» Task to complete
The listing below should be written out exactly; please include all of it.
** Start Records supplied **
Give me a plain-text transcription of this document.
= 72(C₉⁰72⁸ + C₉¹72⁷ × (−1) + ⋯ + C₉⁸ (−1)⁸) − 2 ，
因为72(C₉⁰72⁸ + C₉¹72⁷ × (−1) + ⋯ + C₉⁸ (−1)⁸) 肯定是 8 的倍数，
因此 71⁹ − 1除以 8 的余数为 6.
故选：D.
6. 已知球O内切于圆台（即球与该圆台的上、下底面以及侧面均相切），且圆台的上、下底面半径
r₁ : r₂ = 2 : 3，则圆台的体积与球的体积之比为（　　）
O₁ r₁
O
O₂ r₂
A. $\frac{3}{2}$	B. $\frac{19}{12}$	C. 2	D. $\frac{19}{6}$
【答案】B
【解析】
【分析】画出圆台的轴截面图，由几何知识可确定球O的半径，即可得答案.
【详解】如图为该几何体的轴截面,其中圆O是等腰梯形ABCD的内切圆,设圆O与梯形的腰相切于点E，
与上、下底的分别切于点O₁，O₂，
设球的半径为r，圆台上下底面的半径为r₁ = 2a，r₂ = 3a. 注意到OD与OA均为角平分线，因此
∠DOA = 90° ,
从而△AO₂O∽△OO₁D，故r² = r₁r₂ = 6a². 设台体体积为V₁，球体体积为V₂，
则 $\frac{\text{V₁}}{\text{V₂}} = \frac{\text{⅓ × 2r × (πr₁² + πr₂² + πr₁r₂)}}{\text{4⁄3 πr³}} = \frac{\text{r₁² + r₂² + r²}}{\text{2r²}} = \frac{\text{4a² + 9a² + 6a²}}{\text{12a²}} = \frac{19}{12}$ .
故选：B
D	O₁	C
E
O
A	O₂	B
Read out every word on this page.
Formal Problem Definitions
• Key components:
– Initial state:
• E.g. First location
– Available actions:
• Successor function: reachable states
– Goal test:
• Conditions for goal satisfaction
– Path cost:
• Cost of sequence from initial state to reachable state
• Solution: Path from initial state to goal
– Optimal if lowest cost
** End Records supplied **
» Written response
Give me a plain-text transcription of this document.
= 72(C₉⁰72⁸ + C₉¹72⁷ × (−1) + ⋯ + C₉⁸ (−1)⁸) − 2 ，
因为72(C₉⁰72⁸ + C₉¹72⁷ × (−1) + ⋯ + C₉⁸ (−1)⁸) 肯定是 8 的倍数，
因此 71⁹ − 1除以 8 的余数为 6.
故选：D.
6. 已知球O内切于圆台（即球与该圆台的上、下底面以及侧面均相切），且圆台的上、下底面半径
r₁ : r₂ = 2 : 3，则圆台的体积与球的体积之比为（　　）
O₁ r₁
O
O₂ r₂
A. $\frac{3}{2}$	B. $\frac{19}{12}$	C. 2	D. $\frac{19}{6}$
【答案】B
【解析】
【分析】画出圆台的轴截面图，由几何知识可确定球O的半径，即可得答案.
【详解】如图为该几何体的轴截面,其中圆O是等腰梯形ABCD的内切圆,设圆O与梯形的腰相切于点E，
与上、下底的分别切于点O₁，O₂，
设球的半径为r，圆台上下底面的半径为r₁ = 2a，r₂ = 3a. 注意到OD与OA均为角平分线，因此
∠DOA = 90° ,
从而△AO₂O∽△OO₁D，故r² = r₁r₂ = 6a². 设台体体积为V₁，球体体积为V₂，
则 $\frac{\text{V₁}}{\text{V₂}} = \frac{\text{⅓ × 2r × (πr₁² + πr₂² + πr₁r₂)}}{\text{4⁄3 πr³}} = \frac{\text{r₁² + r₂² + r²}}{\text{2r²}} = \frac{\text{4a² + 9a² + 6a²}}{\text{12a²}} = \frac{19}{12}$ .
故选：B
D	O₁	C
E
O
A	O₂	B
Read out every word on this page.
Formal Problem Definitions
• Key components:
– Initial state:
• E.g. First location
– Available actions:
• Successor function: reachable states
– Goal test:
• Conditions for goal satisfaction
– Path cost:
• Cost of sequence from initial state to reachable state
• Solution: Path from initial state to goal
– Optimal if lowest cost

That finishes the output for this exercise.